- _Work to do_:
Answer these questions using the text on insurance regulatory law below.
1. What does UCAA stand for?
2. Before which bodies are insurance industry clients represented?
3. To whom is general advice and counsel given?

— START OF Selection —

The practice of insurance regulatory law involves providing legal services and counseling on a wide variety of administrative, corporate, insurance, transactional and regulatory issues such as the following:
- The formation, acquisition, sale, merger, restructuring, reorganization and dissolution of insurance companies, their affiliates and other businesses in the insurance industry;
- Negotiating, structuring and executing associated transactions, such as the purchase or sale of blocks of insurance business, or providing compliance services relative to public and private financing;
- Drafting and submitting National Association of Insurance Commissioners (NAIC) Uniform Certificate of Authority Applications (UCAA) and related documentation with respect to insurance company formation, admission, licensing, expansion, re-domestication and other transactions;
- Drafting and submitting other required applications and related documentation with respect to the formation, admission, licensing, expansion, redomestication and other transactions of insurance affiliates, holding companies and other businesses in the insurance industry;
- Representing insurance industry clients before state insurance regulatory and other government agencies with respect to compliance issues, complaint resolution, administrative hearings and other administrative processes;
- Creating, drafting, developing, submitting for regulatory approval, negotiating, revising, supplementing and withdrawing various types of insurance products, policies, contracts, forms, rates, fees, schedules and other regulatory filings, including compliance programs required under state and federal law; and
- Providing general advice and counsel to the officers, directors and management of companies in the insurance industry with respect to issues from day-to-day insurance operations up to board and shareholder/member level matters.

— END OF Selection —
— START OF Dataset excerpt —

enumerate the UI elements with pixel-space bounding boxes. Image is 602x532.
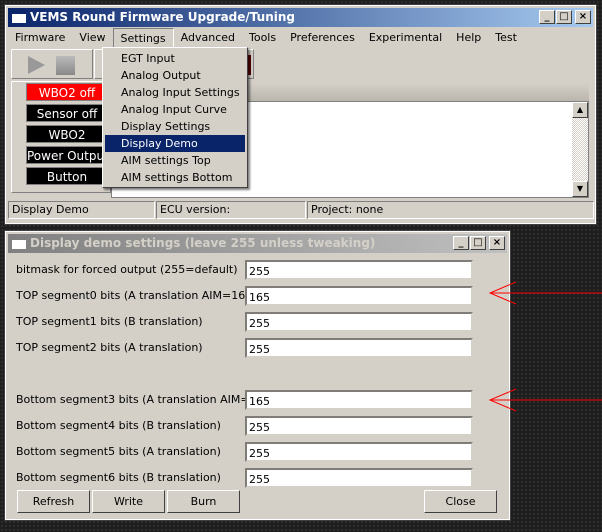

— END OF Dataset excerpt —

- _Answer to the task_:
1. Uniform Certificate of Authority Applications
2. State insurance regulatory and other government agencies
3. The officers, directors and management of companies in the insurance industry